** BEGIN INPUT **

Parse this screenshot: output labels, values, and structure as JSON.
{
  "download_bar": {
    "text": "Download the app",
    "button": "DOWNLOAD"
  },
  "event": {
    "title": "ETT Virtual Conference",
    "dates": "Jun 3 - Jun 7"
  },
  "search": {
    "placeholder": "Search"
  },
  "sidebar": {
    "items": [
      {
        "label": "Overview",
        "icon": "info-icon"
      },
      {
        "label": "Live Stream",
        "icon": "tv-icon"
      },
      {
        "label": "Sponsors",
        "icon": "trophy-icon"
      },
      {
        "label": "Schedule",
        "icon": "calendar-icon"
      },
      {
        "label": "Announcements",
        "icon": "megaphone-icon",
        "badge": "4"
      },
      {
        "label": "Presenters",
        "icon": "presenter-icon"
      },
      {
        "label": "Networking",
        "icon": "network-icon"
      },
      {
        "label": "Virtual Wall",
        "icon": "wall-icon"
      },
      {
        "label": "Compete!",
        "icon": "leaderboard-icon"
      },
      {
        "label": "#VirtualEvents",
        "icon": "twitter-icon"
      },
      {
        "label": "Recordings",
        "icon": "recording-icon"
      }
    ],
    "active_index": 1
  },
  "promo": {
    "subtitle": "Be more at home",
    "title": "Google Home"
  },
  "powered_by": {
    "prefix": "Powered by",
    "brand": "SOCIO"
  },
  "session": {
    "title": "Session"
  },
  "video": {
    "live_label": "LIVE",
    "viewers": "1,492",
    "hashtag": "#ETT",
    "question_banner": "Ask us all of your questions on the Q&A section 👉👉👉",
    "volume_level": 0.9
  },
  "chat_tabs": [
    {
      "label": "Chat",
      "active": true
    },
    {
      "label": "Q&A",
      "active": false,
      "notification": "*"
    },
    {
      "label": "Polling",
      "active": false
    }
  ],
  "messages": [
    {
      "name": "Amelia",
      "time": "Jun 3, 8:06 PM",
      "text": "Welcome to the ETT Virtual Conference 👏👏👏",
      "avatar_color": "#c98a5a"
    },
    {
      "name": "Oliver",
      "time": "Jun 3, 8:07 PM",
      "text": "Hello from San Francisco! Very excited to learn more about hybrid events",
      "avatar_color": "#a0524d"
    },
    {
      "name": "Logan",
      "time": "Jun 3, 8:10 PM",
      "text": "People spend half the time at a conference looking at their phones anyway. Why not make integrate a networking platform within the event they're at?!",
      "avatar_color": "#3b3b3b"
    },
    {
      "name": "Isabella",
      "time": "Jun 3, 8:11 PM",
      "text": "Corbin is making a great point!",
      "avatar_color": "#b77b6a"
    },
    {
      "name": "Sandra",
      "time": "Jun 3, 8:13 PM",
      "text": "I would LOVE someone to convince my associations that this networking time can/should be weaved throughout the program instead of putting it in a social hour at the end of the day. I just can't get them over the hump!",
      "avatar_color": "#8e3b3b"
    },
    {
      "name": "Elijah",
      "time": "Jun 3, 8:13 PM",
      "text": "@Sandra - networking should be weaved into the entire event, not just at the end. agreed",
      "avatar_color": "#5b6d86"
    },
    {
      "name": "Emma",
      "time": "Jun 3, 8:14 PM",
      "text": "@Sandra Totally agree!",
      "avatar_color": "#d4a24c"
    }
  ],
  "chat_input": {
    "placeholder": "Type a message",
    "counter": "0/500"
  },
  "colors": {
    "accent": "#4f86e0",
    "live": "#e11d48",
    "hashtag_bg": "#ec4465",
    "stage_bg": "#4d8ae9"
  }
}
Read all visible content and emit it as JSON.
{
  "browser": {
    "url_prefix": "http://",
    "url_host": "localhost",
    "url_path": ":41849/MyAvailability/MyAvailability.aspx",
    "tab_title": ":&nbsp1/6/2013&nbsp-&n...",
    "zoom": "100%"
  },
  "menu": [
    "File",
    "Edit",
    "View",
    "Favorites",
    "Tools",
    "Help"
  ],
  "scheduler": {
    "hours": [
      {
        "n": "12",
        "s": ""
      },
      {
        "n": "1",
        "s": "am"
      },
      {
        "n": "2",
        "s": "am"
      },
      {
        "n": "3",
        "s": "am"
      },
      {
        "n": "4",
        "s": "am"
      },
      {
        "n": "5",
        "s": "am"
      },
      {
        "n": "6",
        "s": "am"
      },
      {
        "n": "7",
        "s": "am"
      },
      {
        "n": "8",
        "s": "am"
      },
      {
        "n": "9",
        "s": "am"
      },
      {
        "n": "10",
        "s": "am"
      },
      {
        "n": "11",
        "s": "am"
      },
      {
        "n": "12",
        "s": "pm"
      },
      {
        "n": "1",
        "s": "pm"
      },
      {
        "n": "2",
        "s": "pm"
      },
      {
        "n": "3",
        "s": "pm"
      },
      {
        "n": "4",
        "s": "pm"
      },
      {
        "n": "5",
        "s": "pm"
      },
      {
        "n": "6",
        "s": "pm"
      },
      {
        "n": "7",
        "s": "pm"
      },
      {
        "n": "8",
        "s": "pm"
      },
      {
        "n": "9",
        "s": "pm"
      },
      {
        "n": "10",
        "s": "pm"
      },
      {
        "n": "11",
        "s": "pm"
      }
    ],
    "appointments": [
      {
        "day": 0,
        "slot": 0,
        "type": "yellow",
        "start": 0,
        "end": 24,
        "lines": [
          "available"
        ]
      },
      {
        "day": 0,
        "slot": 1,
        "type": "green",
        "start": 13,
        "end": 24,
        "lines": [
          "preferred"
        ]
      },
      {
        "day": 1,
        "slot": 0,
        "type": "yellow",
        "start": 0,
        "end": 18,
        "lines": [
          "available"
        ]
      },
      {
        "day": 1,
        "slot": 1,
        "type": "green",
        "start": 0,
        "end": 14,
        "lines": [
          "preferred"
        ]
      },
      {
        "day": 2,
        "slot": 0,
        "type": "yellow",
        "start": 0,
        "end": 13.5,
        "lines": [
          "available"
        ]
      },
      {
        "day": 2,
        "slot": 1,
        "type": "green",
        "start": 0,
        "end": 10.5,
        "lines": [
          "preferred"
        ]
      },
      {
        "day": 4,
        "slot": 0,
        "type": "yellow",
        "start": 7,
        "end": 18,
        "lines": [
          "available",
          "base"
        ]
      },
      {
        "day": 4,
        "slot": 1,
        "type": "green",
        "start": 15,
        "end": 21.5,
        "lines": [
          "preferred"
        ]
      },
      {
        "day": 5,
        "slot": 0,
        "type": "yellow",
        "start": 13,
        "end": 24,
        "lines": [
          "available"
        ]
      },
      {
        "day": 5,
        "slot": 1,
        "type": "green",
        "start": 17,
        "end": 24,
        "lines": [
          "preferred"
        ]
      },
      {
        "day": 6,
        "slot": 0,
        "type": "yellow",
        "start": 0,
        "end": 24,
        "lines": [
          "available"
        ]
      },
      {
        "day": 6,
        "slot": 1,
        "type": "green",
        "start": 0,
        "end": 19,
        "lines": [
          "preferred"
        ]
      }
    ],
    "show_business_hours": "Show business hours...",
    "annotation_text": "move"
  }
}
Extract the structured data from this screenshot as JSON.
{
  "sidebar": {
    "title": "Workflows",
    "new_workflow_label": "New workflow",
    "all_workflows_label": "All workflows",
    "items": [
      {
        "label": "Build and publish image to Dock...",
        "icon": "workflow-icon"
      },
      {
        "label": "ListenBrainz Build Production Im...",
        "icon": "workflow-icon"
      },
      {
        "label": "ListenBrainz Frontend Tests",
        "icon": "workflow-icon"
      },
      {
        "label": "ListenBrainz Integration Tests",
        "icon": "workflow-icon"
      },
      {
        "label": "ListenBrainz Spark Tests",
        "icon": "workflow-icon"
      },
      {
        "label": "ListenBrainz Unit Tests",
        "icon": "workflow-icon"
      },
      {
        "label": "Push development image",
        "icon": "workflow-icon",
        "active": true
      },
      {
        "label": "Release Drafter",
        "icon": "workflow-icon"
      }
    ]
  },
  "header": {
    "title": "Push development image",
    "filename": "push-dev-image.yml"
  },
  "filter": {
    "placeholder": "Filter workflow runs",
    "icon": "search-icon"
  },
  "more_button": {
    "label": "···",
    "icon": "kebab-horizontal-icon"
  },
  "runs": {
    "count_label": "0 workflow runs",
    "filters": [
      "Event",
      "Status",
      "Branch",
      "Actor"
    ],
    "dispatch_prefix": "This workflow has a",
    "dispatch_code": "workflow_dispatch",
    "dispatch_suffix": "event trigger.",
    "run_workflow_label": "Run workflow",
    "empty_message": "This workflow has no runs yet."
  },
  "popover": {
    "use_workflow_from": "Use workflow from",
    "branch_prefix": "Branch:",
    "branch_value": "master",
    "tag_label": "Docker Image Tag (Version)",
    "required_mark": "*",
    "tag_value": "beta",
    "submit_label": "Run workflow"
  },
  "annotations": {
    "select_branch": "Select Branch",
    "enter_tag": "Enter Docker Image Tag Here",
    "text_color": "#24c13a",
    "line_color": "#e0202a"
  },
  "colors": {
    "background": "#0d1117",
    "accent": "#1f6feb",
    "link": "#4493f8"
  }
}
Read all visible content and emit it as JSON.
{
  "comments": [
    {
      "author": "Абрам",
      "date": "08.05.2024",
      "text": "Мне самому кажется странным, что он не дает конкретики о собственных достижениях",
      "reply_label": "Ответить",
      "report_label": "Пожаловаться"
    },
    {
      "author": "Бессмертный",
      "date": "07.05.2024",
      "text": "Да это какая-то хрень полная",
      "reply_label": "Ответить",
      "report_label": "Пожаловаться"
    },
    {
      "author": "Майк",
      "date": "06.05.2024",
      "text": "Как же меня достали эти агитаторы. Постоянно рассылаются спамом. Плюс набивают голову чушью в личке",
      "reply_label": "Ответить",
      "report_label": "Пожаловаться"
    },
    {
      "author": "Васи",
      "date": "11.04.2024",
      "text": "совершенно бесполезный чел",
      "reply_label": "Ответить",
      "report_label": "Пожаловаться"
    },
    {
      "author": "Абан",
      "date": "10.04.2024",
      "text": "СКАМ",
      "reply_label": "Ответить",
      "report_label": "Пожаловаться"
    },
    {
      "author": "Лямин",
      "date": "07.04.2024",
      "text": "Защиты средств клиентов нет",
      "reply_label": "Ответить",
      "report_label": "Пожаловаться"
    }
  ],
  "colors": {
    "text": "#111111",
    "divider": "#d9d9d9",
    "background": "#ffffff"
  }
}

** END INPUT **

### WHAT IS EXPECTED
Return each line of the listing that holds the string "should".

### OUTPUT OF THE EXERCISE
      "text": "I would LOVE someone to convince my associations that this networking time can/should be weaved throughout the program instead of putting it in a social hour at the end of the day. I just can't get them over the hump!",
      "text": "@Sandra - networking should be weaved into the entire event, not just at the end. agreed",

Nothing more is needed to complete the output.